Begin Provided data

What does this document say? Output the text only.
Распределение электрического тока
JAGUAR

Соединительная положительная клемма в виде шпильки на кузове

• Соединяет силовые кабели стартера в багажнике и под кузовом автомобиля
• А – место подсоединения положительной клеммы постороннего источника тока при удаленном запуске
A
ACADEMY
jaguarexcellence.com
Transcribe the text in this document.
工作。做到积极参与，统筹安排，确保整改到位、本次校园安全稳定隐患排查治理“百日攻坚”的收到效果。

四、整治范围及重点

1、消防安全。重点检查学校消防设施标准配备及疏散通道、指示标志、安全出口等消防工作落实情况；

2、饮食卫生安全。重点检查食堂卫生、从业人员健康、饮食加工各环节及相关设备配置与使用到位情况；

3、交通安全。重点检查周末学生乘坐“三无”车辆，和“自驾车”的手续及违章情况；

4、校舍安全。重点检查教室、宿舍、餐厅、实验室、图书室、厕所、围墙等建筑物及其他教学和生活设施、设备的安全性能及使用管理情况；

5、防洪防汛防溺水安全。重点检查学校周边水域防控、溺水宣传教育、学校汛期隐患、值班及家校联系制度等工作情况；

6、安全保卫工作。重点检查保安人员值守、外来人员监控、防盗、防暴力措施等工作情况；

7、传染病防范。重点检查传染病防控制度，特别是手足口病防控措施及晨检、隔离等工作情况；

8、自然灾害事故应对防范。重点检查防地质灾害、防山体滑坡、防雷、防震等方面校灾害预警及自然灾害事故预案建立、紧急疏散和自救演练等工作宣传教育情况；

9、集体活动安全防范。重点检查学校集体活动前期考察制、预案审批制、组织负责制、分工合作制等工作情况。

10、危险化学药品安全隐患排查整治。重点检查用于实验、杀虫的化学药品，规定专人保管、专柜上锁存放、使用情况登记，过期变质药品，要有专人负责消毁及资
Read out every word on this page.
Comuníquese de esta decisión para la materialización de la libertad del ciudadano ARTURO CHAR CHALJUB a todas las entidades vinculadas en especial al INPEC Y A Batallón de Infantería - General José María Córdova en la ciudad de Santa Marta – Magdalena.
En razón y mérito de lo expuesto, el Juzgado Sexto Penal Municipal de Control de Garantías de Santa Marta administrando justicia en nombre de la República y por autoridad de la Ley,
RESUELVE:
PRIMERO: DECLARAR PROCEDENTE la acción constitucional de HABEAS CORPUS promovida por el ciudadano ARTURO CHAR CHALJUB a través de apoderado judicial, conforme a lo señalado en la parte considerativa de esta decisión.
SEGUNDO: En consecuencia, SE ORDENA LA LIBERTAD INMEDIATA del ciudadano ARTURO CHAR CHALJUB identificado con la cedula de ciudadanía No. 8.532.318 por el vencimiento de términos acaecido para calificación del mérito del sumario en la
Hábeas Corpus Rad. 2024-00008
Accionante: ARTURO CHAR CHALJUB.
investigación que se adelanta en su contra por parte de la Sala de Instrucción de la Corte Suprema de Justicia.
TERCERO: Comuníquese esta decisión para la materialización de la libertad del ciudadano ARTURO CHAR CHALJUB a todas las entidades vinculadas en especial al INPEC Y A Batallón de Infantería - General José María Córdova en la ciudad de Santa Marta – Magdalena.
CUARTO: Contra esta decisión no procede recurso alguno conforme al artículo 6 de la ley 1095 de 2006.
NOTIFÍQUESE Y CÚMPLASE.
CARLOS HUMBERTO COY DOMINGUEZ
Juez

End Provided data

> What is being asked: Where a line holds "document", copy it out.

> Answer below:
What does this document say? Output the text only.
Transcribe the text in this document.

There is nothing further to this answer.